• [What you are asked to do] A single number is the answer here: how many lines of the entries contain "those"?

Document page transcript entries
<<<<
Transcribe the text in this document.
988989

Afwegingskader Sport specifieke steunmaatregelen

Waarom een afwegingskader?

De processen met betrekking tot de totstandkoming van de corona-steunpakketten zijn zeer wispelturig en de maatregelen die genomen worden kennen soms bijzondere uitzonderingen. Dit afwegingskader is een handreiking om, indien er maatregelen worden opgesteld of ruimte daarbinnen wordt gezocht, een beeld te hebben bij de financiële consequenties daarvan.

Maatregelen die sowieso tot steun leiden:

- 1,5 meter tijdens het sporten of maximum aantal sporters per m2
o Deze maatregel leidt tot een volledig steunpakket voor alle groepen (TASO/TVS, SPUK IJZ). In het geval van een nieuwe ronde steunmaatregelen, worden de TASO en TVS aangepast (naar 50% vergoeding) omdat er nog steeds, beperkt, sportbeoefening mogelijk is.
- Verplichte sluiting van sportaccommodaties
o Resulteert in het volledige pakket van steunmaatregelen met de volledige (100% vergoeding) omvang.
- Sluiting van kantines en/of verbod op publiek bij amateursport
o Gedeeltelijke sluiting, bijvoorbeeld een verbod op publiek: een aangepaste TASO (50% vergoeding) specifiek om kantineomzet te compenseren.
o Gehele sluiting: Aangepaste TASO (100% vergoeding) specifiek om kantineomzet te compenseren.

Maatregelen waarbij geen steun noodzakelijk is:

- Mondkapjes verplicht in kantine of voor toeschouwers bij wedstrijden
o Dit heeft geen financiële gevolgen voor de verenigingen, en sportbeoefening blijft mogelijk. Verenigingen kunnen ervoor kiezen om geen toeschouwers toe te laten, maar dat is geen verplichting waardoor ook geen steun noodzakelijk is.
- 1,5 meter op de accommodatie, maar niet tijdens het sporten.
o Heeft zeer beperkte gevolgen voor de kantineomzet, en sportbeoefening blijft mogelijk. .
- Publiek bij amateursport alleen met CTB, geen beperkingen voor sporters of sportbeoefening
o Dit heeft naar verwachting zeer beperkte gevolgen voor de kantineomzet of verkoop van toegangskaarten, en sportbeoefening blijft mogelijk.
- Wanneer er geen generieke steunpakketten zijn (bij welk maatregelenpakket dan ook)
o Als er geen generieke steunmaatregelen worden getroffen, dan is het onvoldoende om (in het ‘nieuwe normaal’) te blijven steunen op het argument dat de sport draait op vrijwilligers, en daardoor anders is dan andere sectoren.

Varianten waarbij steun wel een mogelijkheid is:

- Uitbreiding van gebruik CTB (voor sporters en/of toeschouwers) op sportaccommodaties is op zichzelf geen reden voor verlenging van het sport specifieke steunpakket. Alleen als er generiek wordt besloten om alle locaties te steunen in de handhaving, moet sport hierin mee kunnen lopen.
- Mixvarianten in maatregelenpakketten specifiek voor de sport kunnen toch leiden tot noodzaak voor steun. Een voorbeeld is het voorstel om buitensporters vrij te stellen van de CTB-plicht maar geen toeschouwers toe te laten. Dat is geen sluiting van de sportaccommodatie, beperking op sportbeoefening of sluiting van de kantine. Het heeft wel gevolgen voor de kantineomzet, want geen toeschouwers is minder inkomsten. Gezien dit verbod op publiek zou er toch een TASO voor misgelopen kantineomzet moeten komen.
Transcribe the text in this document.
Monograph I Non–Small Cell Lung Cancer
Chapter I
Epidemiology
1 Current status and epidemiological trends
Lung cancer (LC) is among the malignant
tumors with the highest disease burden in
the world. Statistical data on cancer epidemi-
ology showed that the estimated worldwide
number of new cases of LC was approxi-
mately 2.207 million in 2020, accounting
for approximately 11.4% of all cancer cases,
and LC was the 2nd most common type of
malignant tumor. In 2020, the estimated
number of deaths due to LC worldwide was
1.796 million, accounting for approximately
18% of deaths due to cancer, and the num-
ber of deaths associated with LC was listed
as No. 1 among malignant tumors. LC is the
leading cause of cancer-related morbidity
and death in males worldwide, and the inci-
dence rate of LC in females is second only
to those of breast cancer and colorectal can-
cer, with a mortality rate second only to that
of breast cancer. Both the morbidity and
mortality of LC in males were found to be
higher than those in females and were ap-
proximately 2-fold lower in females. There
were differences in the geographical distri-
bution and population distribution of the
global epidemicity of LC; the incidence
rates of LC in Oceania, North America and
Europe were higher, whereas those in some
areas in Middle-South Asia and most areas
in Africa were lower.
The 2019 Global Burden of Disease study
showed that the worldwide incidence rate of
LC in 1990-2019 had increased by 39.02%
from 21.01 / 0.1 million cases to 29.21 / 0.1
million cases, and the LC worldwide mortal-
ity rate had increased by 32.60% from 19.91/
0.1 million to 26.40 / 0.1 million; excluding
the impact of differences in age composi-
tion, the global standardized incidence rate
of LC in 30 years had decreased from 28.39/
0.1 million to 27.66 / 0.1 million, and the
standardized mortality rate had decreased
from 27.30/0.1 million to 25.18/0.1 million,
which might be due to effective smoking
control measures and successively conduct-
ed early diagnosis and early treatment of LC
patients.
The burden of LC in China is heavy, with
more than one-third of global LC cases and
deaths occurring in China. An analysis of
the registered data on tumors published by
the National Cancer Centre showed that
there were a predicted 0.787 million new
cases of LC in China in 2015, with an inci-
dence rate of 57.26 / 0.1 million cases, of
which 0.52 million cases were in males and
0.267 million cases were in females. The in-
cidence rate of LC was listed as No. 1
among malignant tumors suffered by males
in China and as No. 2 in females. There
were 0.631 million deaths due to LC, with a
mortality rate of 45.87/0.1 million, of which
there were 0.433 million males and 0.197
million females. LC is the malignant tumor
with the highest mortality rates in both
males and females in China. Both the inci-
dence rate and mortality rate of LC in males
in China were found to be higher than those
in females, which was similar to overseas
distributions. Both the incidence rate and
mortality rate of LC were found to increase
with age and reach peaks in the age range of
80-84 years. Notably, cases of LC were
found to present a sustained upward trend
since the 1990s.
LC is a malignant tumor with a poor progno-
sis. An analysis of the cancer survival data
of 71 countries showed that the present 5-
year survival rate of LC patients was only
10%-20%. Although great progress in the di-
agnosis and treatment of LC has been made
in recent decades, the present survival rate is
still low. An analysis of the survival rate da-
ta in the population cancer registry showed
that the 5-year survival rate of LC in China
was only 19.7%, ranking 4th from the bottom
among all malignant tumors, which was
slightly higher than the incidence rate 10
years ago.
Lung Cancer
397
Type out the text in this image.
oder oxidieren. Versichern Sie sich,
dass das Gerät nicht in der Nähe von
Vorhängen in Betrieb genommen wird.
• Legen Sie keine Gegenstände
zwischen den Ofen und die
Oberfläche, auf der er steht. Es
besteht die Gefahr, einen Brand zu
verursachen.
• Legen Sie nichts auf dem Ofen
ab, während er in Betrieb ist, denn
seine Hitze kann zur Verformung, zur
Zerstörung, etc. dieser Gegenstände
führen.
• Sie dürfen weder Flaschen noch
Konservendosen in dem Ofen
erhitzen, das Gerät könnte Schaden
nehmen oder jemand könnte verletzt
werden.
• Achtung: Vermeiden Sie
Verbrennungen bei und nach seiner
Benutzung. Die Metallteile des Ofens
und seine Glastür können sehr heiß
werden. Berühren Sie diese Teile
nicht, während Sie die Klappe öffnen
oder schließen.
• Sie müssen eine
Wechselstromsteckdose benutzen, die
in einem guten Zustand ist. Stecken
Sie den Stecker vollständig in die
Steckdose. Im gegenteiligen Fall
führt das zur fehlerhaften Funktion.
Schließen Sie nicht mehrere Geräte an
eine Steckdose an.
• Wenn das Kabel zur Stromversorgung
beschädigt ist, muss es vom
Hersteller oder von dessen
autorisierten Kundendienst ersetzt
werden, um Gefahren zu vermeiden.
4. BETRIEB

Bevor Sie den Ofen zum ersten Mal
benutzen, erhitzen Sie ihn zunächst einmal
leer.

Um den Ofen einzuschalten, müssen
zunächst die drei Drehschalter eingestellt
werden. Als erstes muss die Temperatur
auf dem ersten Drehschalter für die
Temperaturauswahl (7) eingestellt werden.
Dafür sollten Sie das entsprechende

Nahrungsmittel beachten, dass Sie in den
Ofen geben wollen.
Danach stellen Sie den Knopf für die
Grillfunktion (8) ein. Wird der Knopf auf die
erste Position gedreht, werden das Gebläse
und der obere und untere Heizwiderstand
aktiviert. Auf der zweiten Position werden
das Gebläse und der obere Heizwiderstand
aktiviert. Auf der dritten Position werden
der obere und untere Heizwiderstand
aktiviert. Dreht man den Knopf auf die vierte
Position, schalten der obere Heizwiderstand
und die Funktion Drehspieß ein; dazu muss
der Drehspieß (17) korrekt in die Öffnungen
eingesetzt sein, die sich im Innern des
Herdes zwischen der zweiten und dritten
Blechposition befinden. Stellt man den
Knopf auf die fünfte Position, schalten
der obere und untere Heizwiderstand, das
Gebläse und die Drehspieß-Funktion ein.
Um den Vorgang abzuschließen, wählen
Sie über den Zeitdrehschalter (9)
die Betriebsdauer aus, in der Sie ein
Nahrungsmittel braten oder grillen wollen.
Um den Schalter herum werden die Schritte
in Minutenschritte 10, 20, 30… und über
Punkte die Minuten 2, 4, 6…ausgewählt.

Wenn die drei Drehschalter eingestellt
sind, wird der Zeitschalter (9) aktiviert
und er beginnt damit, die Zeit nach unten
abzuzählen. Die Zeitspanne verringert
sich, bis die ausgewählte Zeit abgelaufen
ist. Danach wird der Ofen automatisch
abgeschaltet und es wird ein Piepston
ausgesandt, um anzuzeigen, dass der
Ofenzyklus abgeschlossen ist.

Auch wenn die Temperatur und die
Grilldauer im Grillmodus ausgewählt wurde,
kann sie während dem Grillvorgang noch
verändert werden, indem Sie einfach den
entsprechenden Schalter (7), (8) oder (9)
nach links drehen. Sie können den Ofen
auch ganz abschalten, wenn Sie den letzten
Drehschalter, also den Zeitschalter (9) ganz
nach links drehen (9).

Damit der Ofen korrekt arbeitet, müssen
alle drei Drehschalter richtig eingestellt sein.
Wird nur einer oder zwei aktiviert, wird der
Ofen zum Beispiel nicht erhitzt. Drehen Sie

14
>>>>
• [Answer to this task] 4